To be done » Take the material and output all of it exactly.

Stored records »

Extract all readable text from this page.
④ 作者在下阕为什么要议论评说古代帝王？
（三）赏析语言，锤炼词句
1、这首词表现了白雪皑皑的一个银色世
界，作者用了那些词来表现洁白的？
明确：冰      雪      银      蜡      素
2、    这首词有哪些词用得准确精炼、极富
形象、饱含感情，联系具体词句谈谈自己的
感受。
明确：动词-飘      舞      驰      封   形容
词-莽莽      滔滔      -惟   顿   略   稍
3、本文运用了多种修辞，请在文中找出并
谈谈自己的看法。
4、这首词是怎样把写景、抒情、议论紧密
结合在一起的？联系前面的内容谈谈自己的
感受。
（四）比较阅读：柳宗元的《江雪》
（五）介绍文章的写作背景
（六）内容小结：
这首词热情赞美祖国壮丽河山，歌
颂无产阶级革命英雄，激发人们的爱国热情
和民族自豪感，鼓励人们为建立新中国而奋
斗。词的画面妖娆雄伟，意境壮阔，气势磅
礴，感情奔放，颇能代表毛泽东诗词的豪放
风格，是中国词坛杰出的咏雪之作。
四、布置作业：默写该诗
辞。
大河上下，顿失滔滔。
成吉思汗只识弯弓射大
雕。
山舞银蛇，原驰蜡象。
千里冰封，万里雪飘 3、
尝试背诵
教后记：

Output for this exercise »
Extract all readable text from this page.
④ 作者在下阕为什么要议论评说古代帝王？
（三）赏析语言，锤炼词句
1、这首词表现了白雪皑皑的一个银色世
界，作者用了那些词来表现洁白的？
明确：冰      雪      银      蜡      素
2、    这首词有哪些词用得准确精炼、极富
形象、饱含感情，联系具体词句谈谈自己的
感受。
明确：动词-飘      舞      驰      封   形容
词-莽莽      滔滔      -惟   顿   略   稍
3、本文运用了多种修辞，请在文中找出并
谈谈自己的看法。
4、这首词是怎样把写景、抒情、议论紧密
结合在一起的？联系前面的内容谈谈自己的
感受。
（四）比较阅读：柳宗元的《江雪》
（五）介绍文章的写作背景
（六）内容小结：
这首词热情赞美祖国壮丽河山，歌
颂无产阶级革命英雄，激发人们的爱国热情
和民族自豪感，鼓励人们为建立新中国而奋
斗。词的画面妖娆雄伟，意境壮阔，气势磅
礴，感情奔放，颇能代表毛泽东诗词的豪放
风格，是中国词坛杰出的咏雪之作。
四、布置作业：默写该诗
辞。
大河上下，顿失滔滔。
成吉思汗只识弯弓射大
雕。
山舞银蛇，原驰蜡象。
千里冰封，万里雪飘 3、
尝试背诵
教后记：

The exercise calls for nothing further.